**TRECHO SELECIONADO**
————————
Cheguei a essa idade sem nunca, jamais, ter dado uma entrevista… E, durante toda a vida, conheci tantos jornalistas… Nem mesmo João Batista Machado, todo-poderoso no Diário de Natal, nascido e criado aqui, teve a lembrança de entrevistar-me ou de mandar entrevistar-me… Celso [da Silveira] nunca me deu cartaz…Você é o primeiro jornalista a entrevistar-me, afirma Renato Caldas, abanando-se com um jornal velho que se encontrava, talvez para essa serventia, diante de nós, sobre a mesinha de centro. E já tenho quase 90 janeiros…

Porém, nessa idade, já não tenho memória nem vontade de lembrar-me do passado. Nesse estágio da vida, o peso da lembrança chega a ser insuportável. Pensar na vida que podia ter sido… Meditar… Depois de tanta vida vivida, o melhor, mesmo, seria esquecer tudo… O passado é uma carga pesada. Pesadíssima, na verdade, para qualquer ser humano, mas, sobretudo, para nós, os velhos… E temos que carregá-lo, o passado, ainda assim, com os nossos achaques…

Renato recebe-me em sua casa, nessa hora que seria a da sua sesta, após o almoço. Está sem camisa, pois faz calor. O vento que sopra sobre a cidade parece saído das gargantas do inferno. Sentimo-nos abafados na sala exígua, excessivamente, talvez, mobiliada. Renato confessa. Depois que você foi embora, fiquei me lembrando dos meus companheiros, todos já falecidos, alguns famosíssimos em sua época, porém agora completamente esquecidos… completamente esquecidos, como em breve eu vou ficar… Quem se lembra de Damasceno Bezerra?, de Othoniel Menezes?,  de Evaristo de Souza?, de Diolindo Lima?, de Zé Areia…? Todos, enquanto vivos, homens célebres cujos nomes corriam de boca em boca.
————————
**DADOS BRUTOS**
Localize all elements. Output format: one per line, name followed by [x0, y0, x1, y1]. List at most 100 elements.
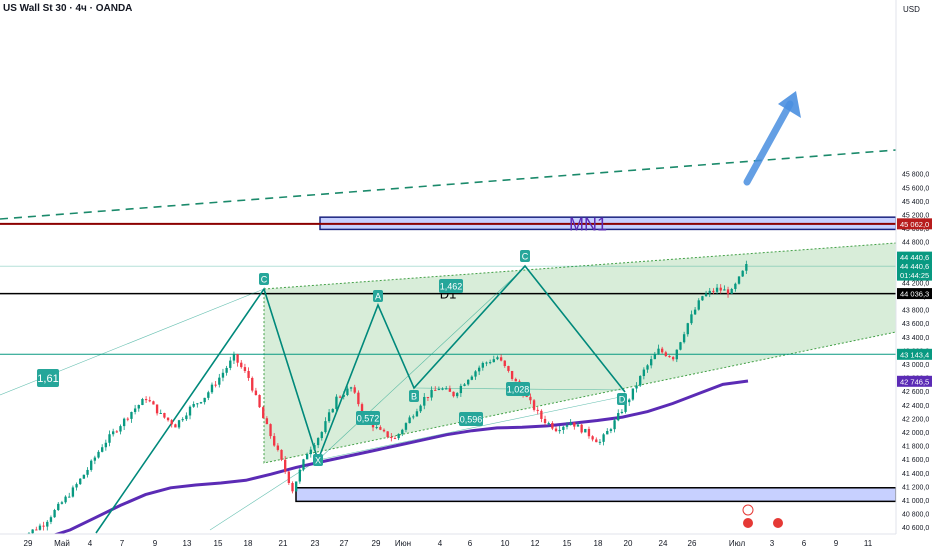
candle-body [166, 417, 170, 421]
candle-body [79, 478, 82, 485]
candle-body [653, 354, 657, 360]
candle-body [657, 348, 660, 355]
price-tick-label: 43 000,0 [902, 362, 929, 369]
time-tick-label: 29 [24, 539, 33, 548]
wave-point-label: X [315, 456, 321, 466]
wave-point-label: B [411, 392, 417, 402]
price-tag-label: 45 062,0 [900, 220, 929, 229]
candle-body [262, 407, 265, 419]
time-tick-label: 24 [659, 539, 668, 548]
candle-body [558, 429, 561, 432]
candle-body [543, 418, 547, 423]
candle-body [734, 283, 737, 289]
candle-body [456, 393, 459, 397]
price-tick-label: 45 800,0 [902, 172, 929, 179]
time-tick-label: 23 [311, 539, 320, 548]
currency-label: USD [903, 5, 920, 14]
fib-fan-line-4 [317, 395, 626, 461]
price-tag-label: 42 746,5 [900, 377, 929, 386]
candle-body [251, 377, 254, 391]
candle-body [298, 469, 301, 482]
candle-body [741, 270, 744, 277]
candle-body [390, 436, 393, 439]
price-tag-bg [897, 251, 932, 263]
time-tick-label: 6 [802, 539, 807, 548]
candle-body [258, 395, 261, 408]
candle-body [686, 323, 689, 335]
dashed-trend-line [0, 149, 897, 220]
candle-body [419, 405, 422, 412]
candle-body [573, 422, 576, 427]
candle-body [199, 402, 203, 404]
price-tick-label: 43 400,0 [902, 335, 929, 342]
candle-body [675, 349, 678, 360]
candle-body [580, 424, 583, 433]
wave-point-label: C [261, 275, 268, 285]
candle-body [624, 402, 627, 412]
wave-leg-xa [263, 288, 319, 461]
candle-body [426, 396, 430, 398]
time-tick-label: Июл [729, 539, 746, 548]
candle-body [111, 431, 115, 435]
time-tick-label: 26 [688, 539, 697, 548]
price-tick-label: 45 600,0 [902, 185, 929, 192]
price-tick-label: 45 200,0 [902, 212, 929, 219]
price-tick-label: 40 800,0 [902, 512, 929, 519]
time-tick-label: 20 [624, 539, 633, 548]
candle-body [492, 359, 495, 363]
price-tag-bg [897, 218, 932, 230]
candle-body [397, 433, 400, 439]
price-tag-label: 01:44:25 [900, 271, 929, 280]
price-tick-label: 42 600,0 [902, 389, 929, 396]
time-tick-label: 6 [468, 539, 473, 548]
candle-body [68, 496, 71, 498]
candle-body [225, 367, 228, 373]
candle-body [240, 362, 243, 368]
candle-body [269, 424, 272, 437]
candle-body [412, 416, 415, 418]
candle-body [320, 432, 323, 439]
candle-body [437, 388, 441, 390]
wave-point-box [409, 390, 419, 402]
candle-body [635, 385, 638, 389]
price-tick-label: 43 800,0 [902, 308, 929, 315]
fib-ratio-box [459, 412, 483, 426]
candle-body [598, 441, 602, 443]
candle-body [119, 426, 122, 432]
candle-body [57, 503, 60, 511]
candle-body [221, 372, 225, 378]
candle-body [660, 348, 664, 353]
candle-body [554, 428, 558, 432]
candle-body [379, 427, 382, 430]
price-tick-label: 42 000,0 [902, 430, 929, 437]
fib-ratio-label: 1,61 [37, 373, 58, 385]
candle-body [71, 487, 75, 497]
candle-body [324, 421, 327, 433]
candle-body [529, 396, 532, 401]
candle-body [562, 426, 565, 430]
time-tick-label: 9 [153, 539, 158, 548]
candle-body [726, 289, 730, 294]
time-tick-label: 4 [88, 539, 93, 548]
candle-body [745, 264, 748, 271]
candle-body [207, 392, 210, 398]
time-tick-label: 15 [214, 539, 223, 548]
candle-body [35, 529, 38, 531]
candle-body [327, 412, 331, 422]
price-tag-bg [897, 348, 932, 360]
candle-body [302, 459, 305, 470]
candle-body [606, 431, 609, 435]
candle-body [214, 384, 217, 386]
time-tick-label: 12 [531, 539, 540, 548]
candle-body [650, 359, 653, 366]
time-tick-label: Май [54, 539, 70, 548]
price-tag-label: 44 036,3 [900, 290, 929, 299]
zone-label: MN1 [569, 214, 607, 234]
candle-body [130, 411, 133, 419]
candle-body [697, 300, 700, 310]
price-tick-label: 45 000,0 [902, 226, 929, 233]
candle-body [126, 418, 129, 420]
time-tick-label: 4 [438, 539, 443, 548]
————————
**REQUISITOS DAS TAREFAS**
1. Reproduza o trecho selecionado, começando em "Renato recebe-me em" e terminando em "boca em boca.".
2. No trecho selecionado, liste todos os nomes citados na pergunta que começa com "Quem se lembra".
Não é preciso usar o material para nada.

**AS RESPOSTAS**
1.
Renato recebe-me em sua casa, nessa hora que seria a da sua sesta, após o almoço. Está sem camisa, pois faz calor. O vento que sopra sobre a cidade parece saído das gargantas do inferno. Sentimo-nos abafados na sala exígua, excessivamente, talvez, mobiliada. Renato confessa. Depois que você foi embora, fiquei me lembrando dos meus companheiros, todos já falecidos, alguns famosíssimos em sua época, porém agora completamente esquecidos… completamente esquecidos, como em breve eu vou ficar… Quem se lembra de Damasceno Bezerra?, de Othoniel Menezes?,  de Evaristo de Souza?, de Diolindo Lima?, de Zé Areia…? Todos, enquanto vivos, homens célebres cujos nomes corriam de boca em boca.

2.
Damasceno Bezerra
Othoniel Menezes
Evaristo de Souza
Diolindo Lima
Zé Areia